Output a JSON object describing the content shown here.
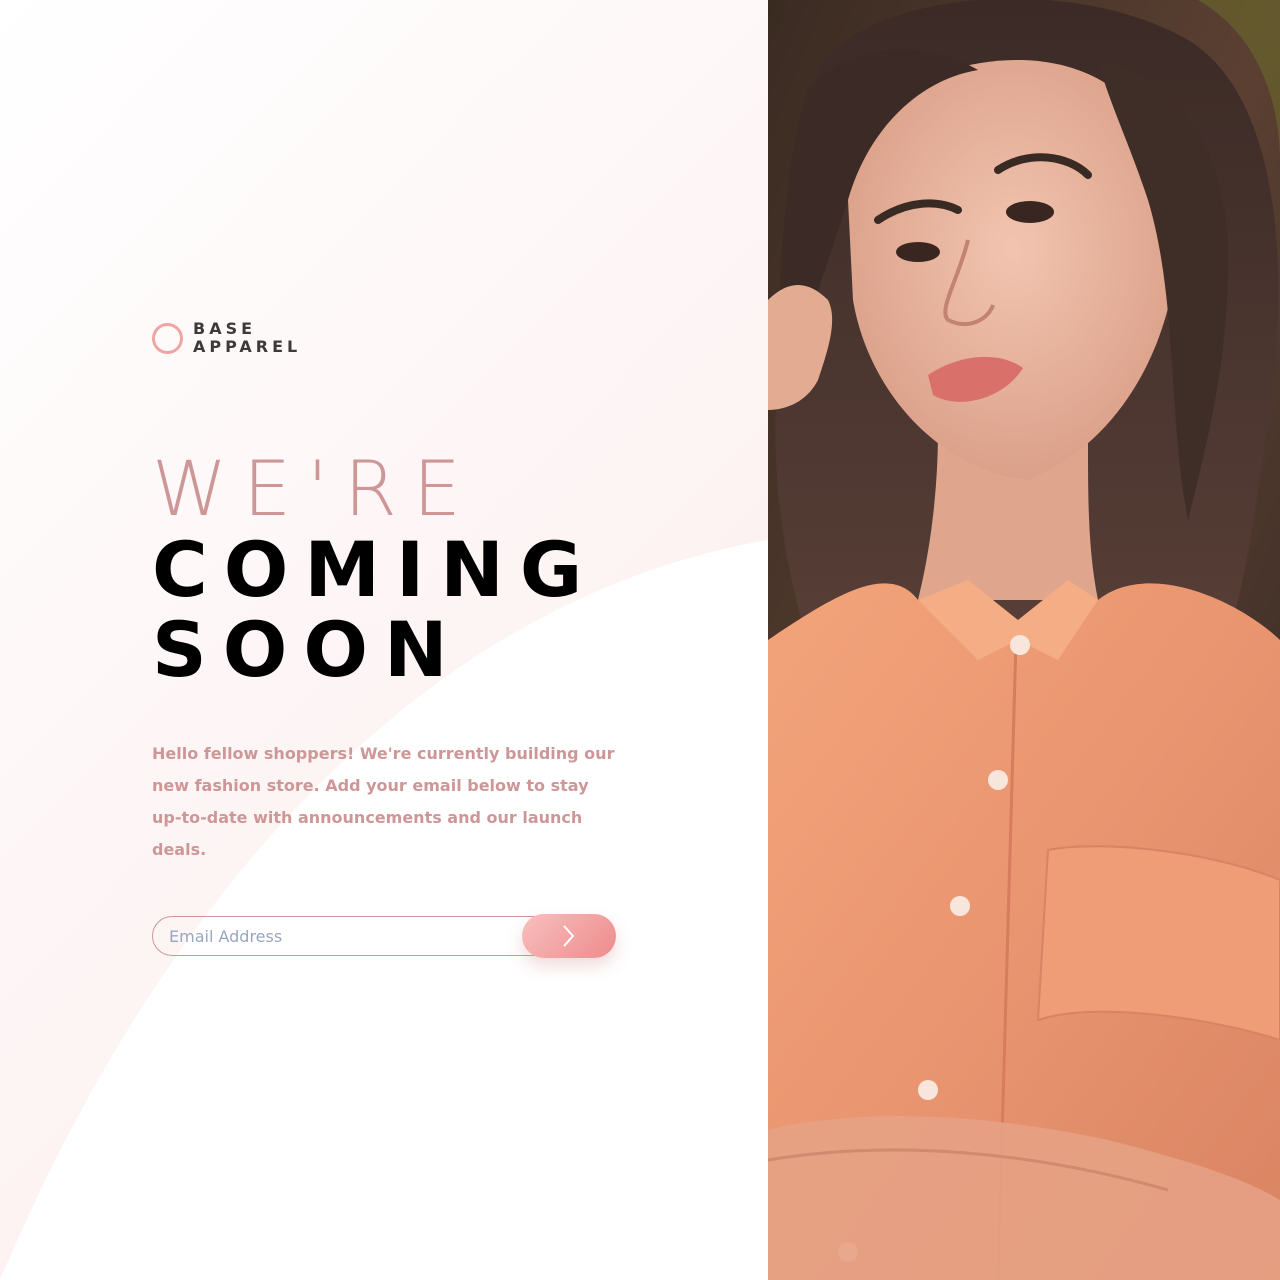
{
  "brand": {
    "line1": "BASE",
    "line2": "APPAREL",
    "logo_icon": "ring-icon",
    "accent_color": "#f0a4a4"
  },
  "hero": {
    "line1": "WE'RE",
    "line2": "COMING",
    "line3": "SOON"
  },
  "description": "Hello fellow shoppers! We're currently building our new fashion store. Add your email below to stay up-to-date with announcements and our launch deals.",
  "form": {
    "email_placeholder": "Email Address",
    "submit_icon": "chevron-right-icon"
  },
  "colors": {
    "desaturated_red": "#ce9797",
    "dark_grayish_red": "#423a3a",
    "button_gradient_start": "#f8bfbf",
    "button_gradient_end": "#ee8b8b"
  },
  "photo": {
    "subject": "woman-in-orange-shirt-photo"
  }
}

TASK BRIEF:
Reproduce every entry exactly, but omit each picture.

EXERCISE RESPONSE:
Output a JSON object describing the content shown here.
{
  "brand": {
    "line1": "BASE",
    "line2": "APPAREL",
    "logo_icon": "ring-icon",
    "accent_color": "#f0a4a4"
  },
  "hero": {
    "line1": "WE'RE",
    "line2": "COMING",
    "line3": "SOON"
  },
  "description": "Hello fellow shoppers! We're currently building our new fashion store. Add your email below to stay up-to-date with announcements and our launch deals.",
  "form": {
    "email_placeholder": "Email Address",
    "submit_icon": "chevron-right-icon"
  },
  "colors": {
    "desaturated_red": "#ce9797",
    "dark_grayish_red": "#423a3a",
    "button_gradient_start": "#f8bfbf",
    "button_gradient_end": "#ee8b8b"
  },
  "photo": {
    "subject": "woman-in-orange-shirt-photo"
  }
}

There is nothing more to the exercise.